Higher and Lower Titles. - The higher title presupposes the lower. When one reaches D. D., or LL. D., he drops his A. B. or his A. M. It is customary, however, to retain both the two higher titles, D. D., LL. D., if one happens to reach them both, and the LL. D. in such a case is written last, as James McCosh, D. D., LL. D., not James McCosh, LL. D., D. D.

Clergymen. -Clergymen always have the prefix Rev., and Bishops that of Rt. Rev., and this is usually retained even where they have D. D., or some other honorary title, after their name, as Rev. John Maclean, D. D., LL. D.

Honorables.-Judges, Members of Congress, and some other high officers of Government, have the prefix Honorable. This title prefixed to a name extinguishes the title Esquire after it, but not any title of special honor. It would not be right to say Hon. Joel Jones, Esq., but one may with entire propriety say Hon. Joel Jones, LL. D.*

Full Name.- Where an honorary prefix such as Rev. or Hon. is used, it is more respectful to give the full name, as Rev. William A. Butler, not Rev. Mr. Butler; Hon. Salmon P. Chase, not Hon. Judge Chase.

Governors.-The Governor of a State is usually addressed as His Excellency, and this is written in a separate line, with the full name in a second line, and the official title on a third line; thus,

His Excellency,

James Pollock, LL. D.,

Governor of Pennsylvania.

Etiquette in Washington has prescribed the following form, in addressing the President of the United States: On the outside of the letter,

To the President,

Executive Mansion,

Washington, D. C.

# Records showing where elements appear
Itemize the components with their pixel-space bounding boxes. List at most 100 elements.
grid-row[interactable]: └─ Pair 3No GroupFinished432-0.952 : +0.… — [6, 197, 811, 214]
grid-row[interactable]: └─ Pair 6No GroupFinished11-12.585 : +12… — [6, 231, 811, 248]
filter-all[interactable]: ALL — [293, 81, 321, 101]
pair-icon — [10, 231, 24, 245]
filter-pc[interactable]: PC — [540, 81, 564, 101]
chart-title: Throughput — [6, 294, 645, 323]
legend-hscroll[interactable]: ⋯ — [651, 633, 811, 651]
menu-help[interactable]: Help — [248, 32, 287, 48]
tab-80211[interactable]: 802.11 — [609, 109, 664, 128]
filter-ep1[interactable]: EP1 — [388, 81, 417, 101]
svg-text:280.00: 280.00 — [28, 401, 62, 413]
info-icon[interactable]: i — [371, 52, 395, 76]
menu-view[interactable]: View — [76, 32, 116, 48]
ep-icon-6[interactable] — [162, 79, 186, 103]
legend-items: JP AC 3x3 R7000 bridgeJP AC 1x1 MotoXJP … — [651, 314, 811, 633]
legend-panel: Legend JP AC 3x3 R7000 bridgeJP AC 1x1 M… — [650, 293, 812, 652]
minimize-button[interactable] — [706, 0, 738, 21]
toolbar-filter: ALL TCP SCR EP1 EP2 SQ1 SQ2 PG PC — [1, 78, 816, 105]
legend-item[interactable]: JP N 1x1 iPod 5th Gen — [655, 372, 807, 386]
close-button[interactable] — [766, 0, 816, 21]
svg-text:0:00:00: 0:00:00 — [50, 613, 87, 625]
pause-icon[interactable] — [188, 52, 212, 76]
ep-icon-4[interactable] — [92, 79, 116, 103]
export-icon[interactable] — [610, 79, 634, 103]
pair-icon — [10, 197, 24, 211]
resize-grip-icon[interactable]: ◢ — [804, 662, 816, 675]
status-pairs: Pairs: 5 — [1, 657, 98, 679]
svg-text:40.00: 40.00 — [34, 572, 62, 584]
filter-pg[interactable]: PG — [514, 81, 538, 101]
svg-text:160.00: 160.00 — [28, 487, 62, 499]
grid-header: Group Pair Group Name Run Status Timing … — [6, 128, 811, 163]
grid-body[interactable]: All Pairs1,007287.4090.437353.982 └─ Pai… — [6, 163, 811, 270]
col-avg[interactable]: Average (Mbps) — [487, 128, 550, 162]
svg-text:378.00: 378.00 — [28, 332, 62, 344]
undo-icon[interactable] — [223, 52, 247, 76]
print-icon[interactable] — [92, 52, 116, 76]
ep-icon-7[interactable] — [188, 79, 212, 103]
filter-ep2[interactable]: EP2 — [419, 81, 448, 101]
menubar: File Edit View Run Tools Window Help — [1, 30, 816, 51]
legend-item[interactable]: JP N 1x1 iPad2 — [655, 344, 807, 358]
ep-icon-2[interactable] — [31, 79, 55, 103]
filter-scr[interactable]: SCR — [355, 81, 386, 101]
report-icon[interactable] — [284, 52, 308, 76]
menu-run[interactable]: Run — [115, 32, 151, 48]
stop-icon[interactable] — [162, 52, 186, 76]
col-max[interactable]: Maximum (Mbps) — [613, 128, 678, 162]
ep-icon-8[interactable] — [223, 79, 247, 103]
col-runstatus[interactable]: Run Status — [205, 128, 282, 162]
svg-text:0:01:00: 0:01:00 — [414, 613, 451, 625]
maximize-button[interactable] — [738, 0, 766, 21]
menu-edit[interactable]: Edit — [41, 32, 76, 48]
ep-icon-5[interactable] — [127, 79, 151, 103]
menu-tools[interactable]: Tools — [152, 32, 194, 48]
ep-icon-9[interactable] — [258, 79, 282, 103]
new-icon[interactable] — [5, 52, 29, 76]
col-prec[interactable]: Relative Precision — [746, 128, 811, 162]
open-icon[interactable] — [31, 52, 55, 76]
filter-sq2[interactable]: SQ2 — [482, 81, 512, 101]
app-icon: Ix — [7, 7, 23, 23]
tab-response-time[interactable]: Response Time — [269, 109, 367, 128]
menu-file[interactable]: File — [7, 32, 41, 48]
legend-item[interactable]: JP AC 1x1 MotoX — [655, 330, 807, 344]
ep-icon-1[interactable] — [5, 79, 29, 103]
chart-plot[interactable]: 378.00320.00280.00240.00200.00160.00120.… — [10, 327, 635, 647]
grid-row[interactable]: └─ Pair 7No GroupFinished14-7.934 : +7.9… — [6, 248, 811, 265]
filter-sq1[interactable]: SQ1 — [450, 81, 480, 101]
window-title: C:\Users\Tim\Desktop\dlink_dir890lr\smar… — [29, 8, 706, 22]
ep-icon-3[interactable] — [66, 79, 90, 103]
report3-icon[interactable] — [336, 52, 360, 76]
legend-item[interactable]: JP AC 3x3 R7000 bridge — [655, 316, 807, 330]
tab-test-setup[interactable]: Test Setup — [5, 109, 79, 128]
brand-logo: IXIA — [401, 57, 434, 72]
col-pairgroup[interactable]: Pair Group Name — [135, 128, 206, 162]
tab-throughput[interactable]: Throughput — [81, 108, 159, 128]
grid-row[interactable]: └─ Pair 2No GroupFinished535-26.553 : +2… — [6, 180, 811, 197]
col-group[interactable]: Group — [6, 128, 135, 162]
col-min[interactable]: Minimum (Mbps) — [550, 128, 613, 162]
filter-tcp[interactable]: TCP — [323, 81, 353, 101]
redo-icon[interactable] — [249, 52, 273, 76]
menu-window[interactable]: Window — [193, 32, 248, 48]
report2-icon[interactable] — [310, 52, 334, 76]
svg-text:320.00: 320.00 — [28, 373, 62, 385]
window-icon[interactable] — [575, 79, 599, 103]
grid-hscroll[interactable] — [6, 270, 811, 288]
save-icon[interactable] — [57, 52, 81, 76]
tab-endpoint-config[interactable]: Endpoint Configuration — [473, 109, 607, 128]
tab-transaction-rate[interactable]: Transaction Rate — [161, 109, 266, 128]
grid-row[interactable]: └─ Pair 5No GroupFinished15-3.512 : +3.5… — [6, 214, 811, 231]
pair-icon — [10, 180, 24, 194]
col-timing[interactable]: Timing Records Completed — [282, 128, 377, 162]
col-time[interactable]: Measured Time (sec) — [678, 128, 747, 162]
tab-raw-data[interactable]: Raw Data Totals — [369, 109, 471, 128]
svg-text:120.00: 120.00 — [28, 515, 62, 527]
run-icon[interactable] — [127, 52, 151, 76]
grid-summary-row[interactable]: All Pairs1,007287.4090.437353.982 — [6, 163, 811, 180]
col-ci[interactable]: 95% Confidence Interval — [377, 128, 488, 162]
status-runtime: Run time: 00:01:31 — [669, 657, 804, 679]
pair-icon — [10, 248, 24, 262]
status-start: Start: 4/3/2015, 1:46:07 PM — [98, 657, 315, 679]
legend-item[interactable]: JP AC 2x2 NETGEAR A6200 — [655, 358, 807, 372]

# Written problem
From the text on forms of address, quote the portion starting at "Clergymen. -Clergymen always" and ending at "Maclean, D. D., LL. D.".

# Result
Clergymen. -Clergymen always have the prefix Rev., and Bishops that of Rt. Rev., and this is usually retained even where they have D. D., or some other honorary title, after their name, as Rev. John Maclean, D. D., LL. D.